Dataset records →
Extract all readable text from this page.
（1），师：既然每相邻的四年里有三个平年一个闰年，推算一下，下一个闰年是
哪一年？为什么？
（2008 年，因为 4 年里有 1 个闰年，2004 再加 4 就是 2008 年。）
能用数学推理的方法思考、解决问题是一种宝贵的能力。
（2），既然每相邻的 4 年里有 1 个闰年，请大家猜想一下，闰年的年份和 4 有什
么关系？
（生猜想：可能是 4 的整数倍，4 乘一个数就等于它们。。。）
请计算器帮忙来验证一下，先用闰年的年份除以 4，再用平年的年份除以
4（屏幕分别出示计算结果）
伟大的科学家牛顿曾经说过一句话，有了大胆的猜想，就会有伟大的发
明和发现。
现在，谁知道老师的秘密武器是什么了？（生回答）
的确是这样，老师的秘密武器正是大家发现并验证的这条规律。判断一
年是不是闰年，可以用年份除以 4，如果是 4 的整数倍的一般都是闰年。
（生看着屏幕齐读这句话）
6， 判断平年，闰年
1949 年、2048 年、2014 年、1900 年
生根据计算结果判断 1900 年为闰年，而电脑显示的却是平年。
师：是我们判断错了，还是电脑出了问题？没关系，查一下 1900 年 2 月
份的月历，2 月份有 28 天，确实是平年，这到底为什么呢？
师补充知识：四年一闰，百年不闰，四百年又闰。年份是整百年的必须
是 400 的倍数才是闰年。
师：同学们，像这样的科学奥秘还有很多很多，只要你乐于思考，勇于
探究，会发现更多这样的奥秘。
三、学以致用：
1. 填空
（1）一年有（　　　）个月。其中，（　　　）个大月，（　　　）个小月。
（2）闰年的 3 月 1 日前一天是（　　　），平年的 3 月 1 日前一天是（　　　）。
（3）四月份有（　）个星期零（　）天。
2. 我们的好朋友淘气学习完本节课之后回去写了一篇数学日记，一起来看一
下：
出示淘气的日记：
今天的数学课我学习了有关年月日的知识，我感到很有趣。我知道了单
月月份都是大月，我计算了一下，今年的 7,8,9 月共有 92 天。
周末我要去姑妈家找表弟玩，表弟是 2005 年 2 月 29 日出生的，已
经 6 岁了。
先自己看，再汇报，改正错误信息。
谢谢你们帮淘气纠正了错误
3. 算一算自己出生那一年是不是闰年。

The exercise →
Repeat back the data above, exact to the last character.

Task output →
Extract all readable text from this page.
（1），师：既然每相邻的四年里有三个平年一个闰年，推算一下，下一个闰年是
哪一年？为什么？
（2008 年，因为 4 年里有 1 个闰年，2004 再加 4 就是 2008 年。）
能用数学推理的方法思考、解决问题是一种宝贵的能力。
（2），既然每相邻的 4 年里有 1 个闰年，请大家猜想一下，闰年的年份和 4 有什
么关系？
（生猜想：可能是 4 的整数倍，4 乘一个数就等于它们。。。）
请计算器帮忙来验证一下，先用闰年的年份除以 4，再用平年的年份除以
4（屏幕分别出示计算结果）
伟大的科学家牛顿曾经说过一句话，有了大胆的猜想，就会有伟大的发
明和发现。
现在，谁知道老师的秘密武器是什么了？（生回答）
的确是这样，老师的秘密武器正是大家发现并验证的这条规律。判断一
年是不是闰年，可以用年份除以 4，如果是 4 的整数倍的一般都是闰年。
（生看着屏幕齐读这句话）
6， 判断平年，闰年
1949 年、2048 年、2014 年、1900 年
生根据计算结果判断 1900 年为闰年，而电脑显示的却是平年。
师：是我们判断错了，还是电脑出了问题？没关系，查一下 1900 年 2 月
份的月历，2 月份有 28 天，确实是平年，这到底为什么呢？
师补充知识：四年一闰，百年不闰，四百年又闰。年份是整百年的必须
是 400 的倍数才是闰年。
师：同学们，像这样的科学奥秘还有很多很多，只要你乐于思考，勇于
探究，会发现更多这样的奥秘。
三、学以致用：
1. 填空
（1）一年有（　　　）个月。其中，（　　　）个大月，（　　　）个小月。
（2）闰年的 3 月 1 日前一天是（　　　），平年的 3 月 1 日前一天是（　　　）。
（3）四月份有（　）个星期零（　）天。
2. 我们的好朋友淘气学习完本节课之后回去写了一篇数学日记，一起来看一
下：
出示淘气的日记：
今天的数学课我学习了有关年月日的知识，我感到很有趣。我知道了单
月月份都是大月，我计算了一下，今年的 7,8,9 月共有 92 天。
周末我要去姑妈家找表弟玩，表弟是 2005 年 2 月 29 日出生的，已
经 6 岁了。
先自己看，再汇报，改正错误信息。
谢谢你们帮淘气纠正了错误
3. 算一算自己出生那一年是不是闰年。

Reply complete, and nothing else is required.